══ Task input ══

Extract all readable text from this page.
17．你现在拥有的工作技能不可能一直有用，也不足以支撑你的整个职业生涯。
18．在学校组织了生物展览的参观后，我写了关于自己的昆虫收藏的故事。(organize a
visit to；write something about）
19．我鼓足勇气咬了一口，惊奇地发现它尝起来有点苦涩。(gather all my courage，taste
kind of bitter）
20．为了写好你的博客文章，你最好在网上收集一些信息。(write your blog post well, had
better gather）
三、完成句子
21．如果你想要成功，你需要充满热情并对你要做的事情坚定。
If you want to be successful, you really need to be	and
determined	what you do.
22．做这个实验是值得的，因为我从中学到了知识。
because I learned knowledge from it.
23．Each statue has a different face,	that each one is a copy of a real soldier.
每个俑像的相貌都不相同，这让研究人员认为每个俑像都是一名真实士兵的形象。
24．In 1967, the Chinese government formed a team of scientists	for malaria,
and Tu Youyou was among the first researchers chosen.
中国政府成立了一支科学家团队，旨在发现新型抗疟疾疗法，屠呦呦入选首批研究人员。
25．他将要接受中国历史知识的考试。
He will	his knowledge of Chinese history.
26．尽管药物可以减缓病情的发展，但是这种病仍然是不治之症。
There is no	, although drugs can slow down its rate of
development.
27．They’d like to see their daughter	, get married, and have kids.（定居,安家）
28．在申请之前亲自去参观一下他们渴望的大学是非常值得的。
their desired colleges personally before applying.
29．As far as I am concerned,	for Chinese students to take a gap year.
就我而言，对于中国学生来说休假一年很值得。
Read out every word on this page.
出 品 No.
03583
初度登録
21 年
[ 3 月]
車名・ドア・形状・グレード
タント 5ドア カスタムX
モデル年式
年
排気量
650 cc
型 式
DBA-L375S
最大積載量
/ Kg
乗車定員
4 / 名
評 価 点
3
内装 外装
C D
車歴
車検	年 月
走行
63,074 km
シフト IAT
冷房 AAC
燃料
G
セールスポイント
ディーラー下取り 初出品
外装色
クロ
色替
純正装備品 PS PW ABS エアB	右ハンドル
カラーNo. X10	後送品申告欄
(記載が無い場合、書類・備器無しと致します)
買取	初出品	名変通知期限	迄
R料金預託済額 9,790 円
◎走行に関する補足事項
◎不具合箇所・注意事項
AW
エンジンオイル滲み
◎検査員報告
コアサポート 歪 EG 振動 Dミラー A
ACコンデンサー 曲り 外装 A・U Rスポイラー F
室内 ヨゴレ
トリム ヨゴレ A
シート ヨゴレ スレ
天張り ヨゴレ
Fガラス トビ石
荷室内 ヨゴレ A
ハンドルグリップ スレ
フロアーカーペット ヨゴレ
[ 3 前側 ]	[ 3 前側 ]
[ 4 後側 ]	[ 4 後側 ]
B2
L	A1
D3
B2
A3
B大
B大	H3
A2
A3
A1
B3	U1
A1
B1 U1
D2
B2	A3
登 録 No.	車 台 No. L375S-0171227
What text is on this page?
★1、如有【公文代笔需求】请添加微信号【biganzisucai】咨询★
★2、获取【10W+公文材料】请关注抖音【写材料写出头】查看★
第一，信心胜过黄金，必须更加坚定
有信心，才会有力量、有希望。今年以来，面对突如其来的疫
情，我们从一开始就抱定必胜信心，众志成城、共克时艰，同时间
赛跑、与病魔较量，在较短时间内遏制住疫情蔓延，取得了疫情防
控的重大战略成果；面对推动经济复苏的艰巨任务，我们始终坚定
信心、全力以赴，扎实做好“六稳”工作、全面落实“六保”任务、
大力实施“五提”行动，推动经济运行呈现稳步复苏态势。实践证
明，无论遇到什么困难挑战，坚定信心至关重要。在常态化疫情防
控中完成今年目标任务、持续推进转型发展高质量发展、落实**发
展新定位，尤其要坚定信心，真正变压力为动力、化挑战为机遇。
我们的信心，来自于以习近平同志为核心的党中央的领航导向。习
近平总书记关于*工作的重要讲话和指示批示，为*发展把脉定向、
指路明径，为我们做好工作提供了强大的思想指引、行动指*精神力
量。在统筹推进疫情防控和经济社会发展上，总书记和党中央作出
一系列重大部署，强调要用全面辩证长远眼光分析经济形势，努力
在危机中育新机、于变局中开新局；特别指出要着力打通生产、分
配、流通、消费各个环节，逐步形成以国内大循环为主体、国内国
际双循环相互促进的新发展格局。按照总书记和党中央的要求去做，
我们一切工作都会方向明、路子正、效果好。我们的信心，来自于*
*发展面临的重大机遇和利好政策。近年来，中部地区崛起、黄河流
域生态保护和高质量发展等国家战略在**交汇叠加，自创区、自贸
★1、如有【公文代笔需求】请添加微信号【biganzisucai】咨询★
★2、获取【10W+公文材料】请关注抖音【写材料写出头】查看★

═══

__Exercise description__. Return all of the entries exactly as they were supplied.

__Result for this exercise__.
Extract all readable text from this page.
17．你现在拥有的工作技能不可能一直有用，也不足以支撑你的整个职业生涯。
18．在学校组织了生物展览的参观后，我写了关于自己的昆虫收藏的故事。(organize a
visit to；write something about）
19．我鼓足勇气咬了一口，惊奇地发现它尝起来有点苦涩。(gather all my courage，taste
kind of bitter）
20．为了写好你的博客文章，你最好在网上收集一些信息。(write your blog post well, had
better gather）
三、完成句子
21．如果你想要成功，你需要充满热情并对你要做的事情坚定。
If you want to be successful, you really need to be	and
determined	what you do.
22．做这个实验是值得的，因为我从中学到了知识。
because I learned knowledge from it.
23．Each statue has a different face,	that each one is a copy of a real soldier.
每个俑像的相貌都不相同，这让研究人员认为每个俑像都是一名真实士兵的形象。
24．In 1967, the Chinese government formed a team of scientists	for malaria,
and Tu Youyou was among the first researchers chosen.
中国政府成立了一支科学家团队，旨在发现新型抗疟疾疗法，屠呦呦入选首批研究人员。
25．他将要接受中国历史知识的考试。
He will	his knowledge of Chinese history.
26．尽管药物可以减缓病情的发展，但是这种病仍然是不治之症。
There is no	, although drugs can slow down its rate of
development.
27．They’d like to see their daughter	, get married, and have kids.（定居,安家）
28．在申请之前亲自去参观一下他们渴望的大学是非常值得的。
their desired colleges personally before applying.
29．As far as I am concerned,	for Chinese students to take a gap year.
就我而言，对于中国学生来说休假一年很值得。
Read out every word on this page.
出 品 No.
03583
初度登録
21 年
[ 3 月]
車名・ドア・形状・グレード
タント 5ドア カスタムX
モデル年式
年
排気量
650 cc
型 式
DBA-L375S
最大積載量
/ Kg
乗車定員
4 / 名
評 価 点
3
内装 外装
C D
車歴
車検	年 月
走行
63,074 km
シフト IAT
冷房 AAC
燃料
G
セールスポイント
ディーラー下取り 初出品
外装色
クロ
色替
純正装備品 PS PW ABS エアB	右ハンドル
カラーNo. X10	後送品申告欄
(記載が無い場合、書類・備器無しと致します)
買取	初出品	名変通知期限	迄
R料金預託済額 9,790 円
◎走行に関する補足事項
◎不具合箇所・注意事項
AW
エンジンオイル滲み
◎検査員報告
コアサポート 歪 EG 振動 Dミラー A
ACコンデンサー 曲り 外装 A・U Rスポイラー F
室内 ヨゴレ
トリム ヨゴレ A
シート ヨゴレ スレ
天張り ヨゴレ
Fガラス トビ石
荷室内 ヨゴレ A
ハンドルグリップ スレ
フロアーカーペット ヨゴレ
[ 3 前側 ]	[ 3 前側 ]
[ 4 後側 ]	[ 4 後側 ]
B2
L	A1
D3
B2
A3
B大
B大	H3
A2
A3
A1
B3	U1
A1
B1 U1
D2
B2	A3
登 録 No.	車 台 No. L375S-0171227
What text is on this page?
★1、如有【公文代笔需求】请添加微信号【biganzisucai】咨询★
★2、获取【10W+公文材料】请关注抖音【写材料写出头】查看★
第一，信心胜过黄金，必须更加坚定
有信心，才会有力量、有希望。今年以来，面对突如其来的疫
情，我们从一开始就抱定必胜信心，众志成城、共克时艰，同时间
赛跑、与病魔较量，在较短时间内遏制住疫情蔓延，取得了疫情防
控的重大战略成果；面对推动经济复苏的艰巨任务，我们始终坚定
信心、全力以赴，扎实做好“六稳”工作、全面落实“六保”任务、
大力实施“五提”行动，推动经济运行呈现稳步复苏态势。实践证
明，无论遇到什么困难挑战，坚定信心至关重要。在常态化疫情防
控中完成今年目标任务、持续推进转型发展高质量发展、落实**发
展新定位，尤其要坚定信心，真正变压力为动力、化挑战为机遇。
我们的信心，来自于以习近平同志为核心的党中央的领航导向。习
近平总书记关于*工作的重要讲话和指示批示，为*发展把脉定向、
指路明径，为我们做好工作提供了强大的思想指引、行动指*精神力
量。在统筹推进疫情防控和经济社会发展上，总书记和党中央作出
一系列重大部署，强调要用全面辩证长远眼光分析经济形势，努力
在危机中育新机、于变局中开新局；特别指出要着力打通生产、分
配、流通、消费各个环节，逐步形成以国内大循环为主体、国内国
际双循环相互促进的新发展格局。按照总书记和党中央的要求去做，
我们一切工作都会方向明、路子正、效果好。我们的信心，来自于*
*发展面临的重大机遇和利好政策。近年来，中部地区崛起、黄河流
域生态保护和高质量发展等国家战略在**交汇叠加，自创区、自贸
★1、如有【公文代笔需求】请添加微信号【biganzisucai】咨询★
★2、获取【10W+公文材料】请关注抖音【写材料写出头】查看★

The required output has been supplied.